### TASK INSTRUCTIONS:
List each line of the data in which the string "ffffff" appears.

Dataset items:
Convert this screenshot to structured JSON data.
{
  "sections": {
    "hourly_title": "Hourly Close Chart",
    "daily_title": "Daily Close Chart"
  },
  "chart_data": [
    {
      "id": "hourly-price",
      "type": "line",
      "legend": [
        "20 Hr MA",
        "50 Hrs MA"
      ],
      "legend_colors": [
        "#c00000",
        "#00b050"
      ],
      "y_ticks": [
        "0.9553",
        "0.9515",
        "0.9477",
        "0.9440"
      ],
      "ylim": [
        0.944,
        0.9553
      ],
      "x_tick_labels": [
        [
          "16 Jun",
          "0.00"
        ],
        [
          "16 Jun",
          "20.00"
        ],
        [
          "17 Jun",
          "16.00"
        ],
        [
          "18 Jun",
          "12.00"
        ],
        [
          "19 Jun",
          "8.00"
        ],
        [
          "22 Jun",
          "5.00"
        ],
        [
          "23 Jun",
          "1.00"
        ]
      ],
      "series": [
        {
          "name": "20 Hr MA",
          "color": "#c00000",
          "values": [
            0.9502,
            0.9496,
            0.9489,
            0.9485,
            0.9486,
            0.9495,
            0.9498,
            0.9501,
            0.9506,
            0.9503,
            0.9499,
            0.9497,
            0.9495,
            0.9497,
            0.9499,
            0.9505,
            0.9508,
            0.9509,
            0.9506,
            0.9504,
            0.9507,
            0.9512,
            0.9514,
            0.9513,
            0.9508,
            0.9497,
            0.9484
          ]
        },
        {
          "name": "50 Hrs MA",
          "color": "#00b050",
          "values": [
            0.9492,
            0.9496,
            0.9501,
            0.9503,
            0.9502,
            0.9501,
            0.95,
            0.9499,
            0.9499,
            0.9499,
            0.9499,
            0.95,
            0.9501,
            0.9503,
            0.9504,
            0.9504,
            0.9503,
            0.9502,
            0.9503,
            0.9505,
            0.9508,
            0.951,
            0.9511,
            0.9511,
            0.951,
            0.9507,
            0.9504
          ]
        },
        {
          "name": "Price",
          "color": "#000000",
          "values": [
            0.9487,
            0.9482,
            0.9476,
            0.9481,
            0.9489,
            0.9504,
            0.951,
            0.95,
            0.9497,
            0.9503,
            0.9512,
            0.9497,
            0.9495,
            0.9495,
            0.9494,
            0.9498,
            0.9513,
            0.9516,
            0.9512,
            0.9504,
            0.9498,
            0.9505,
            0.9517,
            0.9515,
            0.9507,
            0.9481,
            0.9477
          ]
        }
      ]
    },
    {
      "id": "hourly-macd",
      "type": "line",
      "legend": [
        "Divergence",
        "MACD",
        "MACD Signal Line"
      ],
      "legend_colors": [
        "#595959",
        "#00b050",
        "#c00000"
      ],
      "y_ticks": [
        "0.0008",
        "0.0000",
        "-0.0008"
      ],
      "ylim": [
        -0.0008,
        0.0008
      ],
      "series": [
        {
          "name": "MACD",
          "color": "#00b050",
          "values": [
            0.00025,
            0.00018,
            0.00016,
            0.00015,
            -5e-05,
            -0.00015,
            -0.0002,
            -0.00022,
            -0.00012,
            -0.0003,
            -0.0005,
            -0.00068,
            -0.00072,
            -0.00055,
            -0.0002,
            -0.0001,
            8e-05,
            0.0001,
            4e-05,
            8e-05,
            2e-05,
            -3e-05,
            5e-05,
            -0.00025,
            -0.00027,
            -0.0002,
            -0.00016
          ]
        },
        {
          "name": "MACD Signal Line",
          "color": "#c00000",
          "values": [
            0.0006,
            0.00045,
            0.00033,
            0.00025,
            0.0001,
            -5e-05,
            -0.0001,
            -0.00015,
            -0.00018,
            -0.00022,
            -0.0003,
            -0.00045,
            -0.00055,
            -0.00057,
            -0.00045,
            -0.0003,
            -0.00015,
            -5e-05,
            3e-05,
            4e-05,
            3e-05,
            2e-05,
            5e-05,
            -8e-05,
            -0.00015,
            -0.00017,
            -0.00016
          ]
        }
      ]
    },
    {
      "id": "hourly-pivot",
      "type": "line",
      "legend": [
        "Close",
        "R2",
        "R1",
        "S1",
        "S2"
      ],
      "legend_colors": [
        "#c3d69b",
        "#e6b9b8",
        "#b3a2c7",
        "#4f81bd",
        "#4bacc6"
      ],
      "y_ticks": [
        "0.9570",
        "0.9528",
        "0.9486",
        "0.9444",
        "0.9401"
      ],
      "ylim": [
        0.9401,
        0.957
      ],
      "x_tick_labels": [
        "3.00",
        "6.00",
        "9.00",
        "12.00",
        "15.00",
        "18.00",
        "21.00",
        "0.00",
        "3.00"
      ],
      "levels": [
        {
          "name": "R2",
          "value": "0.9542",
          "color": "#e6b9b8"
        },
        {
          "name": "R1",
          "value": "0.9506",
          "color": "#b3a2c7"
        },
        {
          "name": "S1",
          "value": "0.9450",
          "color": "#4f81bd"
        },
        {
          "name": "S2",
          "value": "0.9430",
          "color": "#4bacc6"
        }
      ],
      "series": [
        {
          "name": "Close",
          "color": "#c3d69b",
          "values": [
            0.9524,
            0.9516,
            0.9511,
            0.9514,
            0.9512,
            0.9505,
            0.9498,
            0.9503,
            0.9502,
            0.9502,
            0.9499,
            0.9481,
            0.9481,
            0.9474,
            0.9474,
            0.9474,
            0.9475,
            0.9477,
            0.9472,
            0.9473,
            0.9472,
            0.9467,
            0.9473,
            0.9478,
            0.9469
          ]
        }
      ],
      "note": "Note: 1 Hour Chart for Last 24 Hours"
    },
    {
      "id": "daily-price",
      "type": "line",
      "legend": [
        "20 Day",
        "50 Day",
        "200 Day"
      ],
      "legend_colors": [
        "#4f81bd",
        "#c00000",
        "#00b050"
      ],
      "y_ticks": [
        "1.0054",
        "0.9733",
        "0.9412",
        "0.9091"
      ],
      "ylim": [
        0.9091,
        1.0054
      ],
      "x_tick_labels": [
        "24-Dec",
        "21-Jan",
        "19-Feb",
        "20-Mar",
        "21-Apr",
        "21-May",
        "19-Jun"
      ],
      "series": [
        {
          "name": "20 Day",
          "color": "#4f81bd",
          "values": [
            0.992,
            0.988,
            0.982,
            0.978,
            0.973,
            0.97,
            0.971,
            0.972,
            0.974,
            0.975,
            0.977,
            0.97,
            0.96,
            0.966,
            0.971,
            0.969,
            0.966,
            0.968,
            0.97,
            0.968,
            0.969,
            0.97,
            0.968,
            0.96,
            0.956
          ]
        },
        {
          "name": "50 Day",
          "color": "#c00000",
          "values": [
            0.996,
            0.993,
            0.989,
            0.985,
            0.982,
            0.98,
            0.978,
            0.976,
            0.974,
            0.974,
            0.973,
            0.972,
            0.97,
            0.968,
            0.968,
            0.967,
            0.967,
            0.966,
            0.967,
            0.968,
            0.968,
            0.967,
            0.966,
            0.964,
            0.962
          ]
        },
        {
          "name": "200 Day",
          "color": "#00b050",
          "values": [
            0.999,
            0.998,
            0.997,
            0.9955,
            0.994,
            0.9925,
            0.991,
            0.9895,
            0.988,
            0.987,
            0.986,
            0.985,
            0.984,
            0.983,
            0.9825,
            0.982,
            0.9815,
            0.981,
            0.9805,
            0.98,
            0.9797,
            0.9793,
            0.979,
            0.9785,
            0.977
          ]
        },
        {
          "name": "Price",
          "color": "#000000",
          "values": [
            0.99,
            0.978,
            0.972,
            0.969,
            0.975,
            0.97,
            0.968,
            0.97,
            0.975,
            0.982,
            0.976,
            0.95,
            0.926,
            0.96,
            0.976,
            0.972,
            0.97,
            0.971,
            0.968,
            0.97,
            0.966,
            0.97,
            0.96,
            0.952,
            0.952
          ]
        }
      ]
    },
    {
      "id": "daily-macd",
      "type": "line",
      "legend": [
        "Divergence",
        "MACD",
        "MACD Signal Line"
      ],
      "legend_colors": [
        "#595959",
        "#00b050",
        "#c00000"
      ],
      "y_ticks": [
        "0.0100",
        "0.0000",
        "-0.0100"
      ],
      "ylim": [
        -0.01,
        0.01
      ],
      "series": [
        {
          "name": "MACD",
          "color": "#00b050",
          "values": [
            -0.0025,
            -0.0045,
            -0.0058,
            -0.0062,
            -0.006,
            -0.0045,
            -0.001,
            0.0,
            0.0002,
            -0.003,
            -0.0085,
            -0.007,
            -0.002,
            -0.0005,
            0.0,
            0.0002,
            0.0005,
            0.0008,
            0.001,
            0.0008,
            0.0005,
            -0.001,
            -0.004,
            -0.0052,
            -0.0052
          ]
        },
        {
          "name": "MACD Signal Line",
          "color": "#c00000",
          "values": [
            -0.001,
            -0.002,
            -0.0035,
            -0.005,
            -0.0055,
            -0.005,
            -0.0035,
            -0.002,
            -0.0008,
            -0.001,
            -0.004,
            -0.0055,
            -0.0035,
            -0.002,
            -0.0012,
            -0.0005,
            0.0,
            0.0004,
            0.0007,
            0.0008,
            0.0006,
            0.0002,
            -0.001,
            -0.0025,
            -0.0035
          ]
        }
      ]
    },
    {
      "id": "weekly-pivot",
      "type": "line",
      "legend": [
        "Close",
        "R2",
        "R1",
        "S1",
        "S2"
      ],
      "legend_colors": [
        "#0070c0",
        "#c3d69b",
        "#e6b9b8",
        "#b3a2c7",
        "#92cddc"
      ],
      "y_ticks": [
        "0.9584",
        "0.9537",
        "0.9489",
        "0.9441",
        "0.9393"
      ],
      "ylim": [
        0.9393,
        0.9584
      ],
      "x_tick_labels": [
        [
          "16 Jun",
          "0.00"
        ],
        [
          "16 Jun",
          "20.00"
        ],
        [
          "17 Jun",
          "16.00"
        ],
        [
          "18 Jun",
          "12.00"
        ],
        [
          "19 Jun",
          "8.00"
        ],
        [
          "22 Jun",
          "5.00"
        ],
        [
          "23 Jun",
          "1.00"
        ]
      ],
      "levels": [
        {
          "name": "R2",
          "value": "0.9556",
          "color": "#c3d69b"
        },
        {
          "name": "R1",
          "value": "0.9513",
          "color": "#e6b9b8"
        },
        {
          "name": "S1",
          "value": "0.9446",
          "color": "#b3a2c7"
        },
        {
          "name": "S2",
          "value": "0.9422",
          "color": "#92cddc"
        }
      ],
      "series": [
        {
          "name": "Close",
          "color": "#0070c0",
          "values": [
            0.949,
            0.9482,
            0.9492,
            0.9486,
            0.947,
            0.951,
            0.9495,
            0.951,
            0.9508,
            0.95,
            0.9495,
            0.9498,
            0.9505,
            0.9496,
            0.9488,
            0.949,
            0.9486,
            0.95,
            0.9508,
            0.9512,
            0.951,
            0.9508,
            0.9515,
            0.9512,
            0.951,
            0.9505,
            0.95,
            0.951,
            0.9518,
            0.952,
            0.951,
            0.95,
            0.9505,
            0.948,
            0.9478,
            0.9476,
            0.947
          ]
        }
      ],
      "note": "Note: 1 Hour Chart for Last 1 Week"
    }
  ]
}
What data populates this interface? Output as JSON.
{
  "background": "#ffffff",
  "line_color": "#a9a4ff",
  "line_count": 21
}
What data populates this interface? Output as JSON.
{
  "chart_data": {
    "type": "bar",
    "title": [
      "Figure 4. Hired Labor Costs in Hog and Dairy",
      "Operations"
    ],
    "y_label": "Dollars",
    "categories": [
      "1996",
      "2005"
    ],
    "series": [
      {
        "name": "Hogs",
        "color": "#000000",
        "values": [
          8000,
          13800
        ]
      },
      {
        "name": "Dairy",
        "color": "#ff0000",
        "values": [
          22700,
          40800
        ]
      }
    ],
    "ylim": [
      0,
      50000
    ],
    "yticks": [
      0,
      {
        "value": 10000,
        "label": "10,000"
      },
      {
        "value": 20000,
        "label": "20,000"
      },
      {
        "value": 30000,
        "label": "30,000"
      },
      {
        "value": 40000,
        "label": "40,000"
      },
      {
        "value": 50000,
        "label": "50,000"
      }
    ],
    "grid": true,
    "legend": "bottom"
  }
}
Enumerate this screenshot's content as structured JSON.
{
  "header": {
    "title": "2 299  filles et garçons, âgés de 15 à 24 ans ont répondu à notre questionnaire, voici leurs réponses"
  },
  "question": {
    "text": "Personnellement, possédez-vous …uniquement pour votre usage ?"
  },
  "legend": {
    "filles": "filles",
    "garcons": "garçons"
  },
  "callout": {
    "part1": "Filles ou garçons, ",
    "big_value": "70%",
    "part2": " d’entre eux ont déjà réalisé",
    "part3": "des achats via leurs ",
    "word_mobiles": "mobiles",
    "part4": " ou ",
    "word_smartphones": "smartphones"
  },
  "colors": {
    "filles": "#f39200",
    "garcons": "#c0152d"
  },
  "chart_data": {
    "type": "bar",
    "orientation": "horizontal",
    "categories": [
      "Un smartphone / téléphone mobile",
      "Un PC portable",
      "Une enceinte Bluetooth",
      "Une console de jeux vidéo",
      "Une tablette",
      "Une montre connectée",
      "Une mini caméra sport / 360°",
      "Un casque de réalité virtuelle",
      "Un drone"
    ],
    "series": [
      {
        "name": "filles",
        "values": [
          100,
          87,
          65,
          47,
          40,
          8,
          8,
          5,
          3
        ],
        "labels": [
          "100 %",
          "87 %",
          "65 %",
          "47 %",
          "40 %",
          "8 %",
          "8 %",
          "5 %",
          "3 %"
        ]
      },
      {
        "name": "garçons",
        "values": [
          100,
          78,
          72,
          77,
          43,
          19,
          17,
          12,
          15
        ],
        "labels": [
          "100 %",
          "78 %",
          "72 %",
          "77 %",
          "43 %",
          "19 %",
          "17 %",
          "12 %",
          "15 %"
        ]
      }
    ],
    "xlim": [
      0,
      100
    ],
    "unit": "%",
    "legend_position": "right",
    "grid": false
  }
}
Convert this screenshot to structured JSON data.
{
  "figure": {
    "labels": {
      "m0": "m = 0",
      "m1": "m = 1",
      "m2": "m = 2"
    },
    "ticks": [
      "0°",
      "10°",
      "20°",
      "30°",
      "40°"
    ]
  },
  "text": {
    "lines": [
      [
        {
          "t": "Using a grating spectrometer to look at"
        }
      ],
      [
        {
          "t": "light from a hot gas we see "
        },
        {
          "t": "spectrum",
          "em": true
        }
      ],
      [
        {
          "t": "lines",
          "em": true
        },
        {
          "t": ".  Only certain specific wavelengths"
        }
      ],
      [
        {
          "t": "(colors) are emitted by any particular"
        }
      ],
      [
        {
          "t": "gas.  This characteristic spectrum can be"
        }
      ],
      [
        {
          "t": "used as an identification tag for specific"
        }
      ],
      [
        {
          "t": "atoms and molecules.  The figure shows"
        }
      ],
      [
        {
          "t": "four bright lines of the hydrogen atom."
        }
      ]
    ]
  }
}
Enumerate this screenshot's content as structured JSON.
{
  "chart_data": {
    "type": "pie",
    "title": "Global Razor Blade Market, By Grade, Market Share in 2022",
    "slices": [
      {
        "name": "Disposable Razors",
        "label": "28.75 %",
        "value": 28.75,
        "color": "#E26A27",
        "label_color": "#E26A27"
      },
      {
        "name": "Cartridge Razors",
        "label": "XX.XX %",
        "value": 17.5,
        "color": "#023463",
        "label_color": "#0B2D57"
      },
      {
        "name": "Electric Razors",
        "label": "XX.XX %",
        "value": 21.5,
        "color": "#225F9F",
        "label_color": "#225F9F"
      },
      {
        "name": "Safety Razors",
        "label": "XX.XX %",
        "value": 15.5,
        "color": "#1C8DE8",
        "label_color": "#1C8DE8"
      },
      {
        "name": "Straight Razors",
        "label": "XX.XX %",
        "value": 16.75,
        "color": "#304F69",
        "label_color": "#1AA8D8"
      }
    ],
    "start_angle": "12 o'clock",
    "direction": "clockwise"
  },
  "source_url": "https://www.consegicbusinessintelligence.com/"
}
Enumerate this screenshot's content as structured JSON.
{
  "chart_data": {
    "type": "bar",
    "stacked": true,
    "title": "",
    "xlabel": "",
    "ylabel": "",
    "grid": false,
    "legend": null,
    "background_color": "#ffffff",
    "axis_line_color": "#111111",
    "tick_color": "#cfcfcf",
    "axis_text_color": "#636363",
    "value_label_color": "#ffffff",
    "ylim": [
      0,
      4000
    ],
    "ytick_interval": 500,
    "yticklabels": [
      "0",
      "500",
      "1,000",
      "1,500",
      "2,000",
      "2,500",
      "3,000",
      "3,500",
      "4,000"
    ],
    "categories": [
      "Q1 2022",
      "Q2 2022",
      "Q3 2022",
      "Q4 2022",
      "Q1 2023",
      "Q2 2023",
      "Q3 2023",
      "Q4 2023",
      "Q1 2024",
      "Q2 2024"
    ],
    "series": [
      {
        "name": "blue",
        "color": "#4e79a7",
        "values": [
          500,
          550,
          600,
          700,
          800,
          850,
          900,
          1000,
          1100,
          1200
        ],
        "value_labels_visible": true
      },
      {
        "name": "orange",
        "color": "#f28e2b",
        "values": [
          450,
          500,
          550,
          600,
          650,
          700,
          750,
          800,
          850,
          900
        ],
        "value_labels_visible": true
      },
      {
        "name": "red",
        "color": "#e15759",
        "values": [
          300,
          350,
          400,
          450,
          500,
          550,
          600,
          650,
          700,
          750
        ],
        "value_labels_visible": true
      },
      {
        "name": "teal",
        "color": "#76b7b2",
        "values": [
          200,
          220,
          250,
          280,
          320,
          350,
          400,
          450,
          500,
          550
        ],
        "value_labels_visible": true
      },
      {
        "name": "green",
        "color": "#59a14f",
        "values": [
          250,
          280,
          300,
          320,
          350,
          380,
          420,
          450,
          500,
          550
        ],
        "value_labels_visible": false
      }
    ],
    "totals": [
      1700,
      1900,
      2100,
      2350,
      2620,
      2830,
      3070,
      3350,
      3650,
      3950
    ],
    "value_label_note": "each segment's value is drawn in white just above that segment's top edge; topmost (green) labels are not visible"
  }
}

### RESPONSE FOR THIS EXERCISE:
  "background": "#ffffff",
    "background_color": "#ffffff",
    "value_label_color": "#ffffff",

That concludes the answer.